▶ [Work instructions] Repeat the listing in full, exactly as it stands.

╭──

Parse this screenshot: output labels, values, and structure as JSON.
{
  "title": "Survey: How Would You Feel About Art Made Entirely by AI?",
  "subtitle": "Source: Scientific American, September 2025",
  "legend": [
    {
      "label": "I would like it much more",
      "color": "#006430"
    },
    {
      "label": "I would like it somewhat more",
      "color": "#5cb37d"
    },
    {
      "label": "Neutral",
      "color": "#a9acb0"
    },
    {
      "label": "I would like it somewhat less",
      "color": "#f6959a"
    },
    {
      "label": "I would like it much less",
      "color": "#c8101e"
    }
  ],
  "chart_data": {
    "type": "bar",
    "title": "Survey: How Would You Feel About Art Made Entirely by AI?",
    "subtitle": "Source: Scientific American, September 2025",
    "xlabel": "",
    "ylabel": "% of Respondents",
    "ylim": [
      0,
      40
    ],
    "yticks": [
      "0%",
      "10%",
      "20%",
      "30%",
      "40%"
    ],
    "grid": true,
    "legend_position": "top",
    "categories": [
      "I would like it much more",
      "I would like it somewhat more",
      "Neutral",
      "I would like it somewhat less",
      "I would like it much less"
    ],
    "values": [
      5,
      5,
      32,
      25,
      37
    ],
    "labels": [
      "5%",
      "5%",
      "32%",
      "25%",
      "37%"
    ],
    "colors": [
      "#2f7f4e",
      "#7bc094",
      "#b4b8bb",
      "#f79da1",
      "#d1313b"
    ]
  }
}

╰──

▶ [Solution]
Parse this screenshot: output labels, values, and structure as JSON.
{
  "title": "Survey: How Would You Feel About Art Made Entirely by AI?",
  "subtitle": "Source: Scientific American, September 2025",
  "legend": [
    {
      "label": "I would like it much more",
      "color": "#006430"
    },
    {
      "label": "I would like it somewhat more",
      "color": "#5cb37d"
    },
    {
      "label": "Neutral",
      "color": "#a9acb0"
    },
    {
      "label": "I would like it somewhat less",
      "color": "#f6959a"
    },
    {
      "label": "I would like it much less",
      "color": "#c8101e"
    }
  ],
  "chart_data": {
    "type": "bar",
    "title": "Survey: How Would You Feel About Art Made Entirely by AI?",
    "subtitle": "Source: Scientific American, September 2025",
    "xlabel": "",
    "ylabel": "% of Respondents",
    "ylim": [
      0,
      40
    ],
    "yticks": [
      "0%",
      "10%",
      "20%",
      "30%",
      "40%"
    ],
    "grid": true,
    "legend_position": "top",
    "categories": [
      "I would like it much more",
      "I would like it somewhat more",
      "Neutral",
      "I would like it somewhat less",
      "I would like it much less"
    ],
    "values": [
      5,
      5,
      32,
      25,
      37
    ],
    "labels": [
      "5%",
      "5%",
      "32%",
      "25%",
      "37%"
    ],
    "colors": [
      "#2f7f4e",
      "#7bc094",
      "#b4b8bb",
      "#f79da1",
      "#d1313b"
    ]
  }
}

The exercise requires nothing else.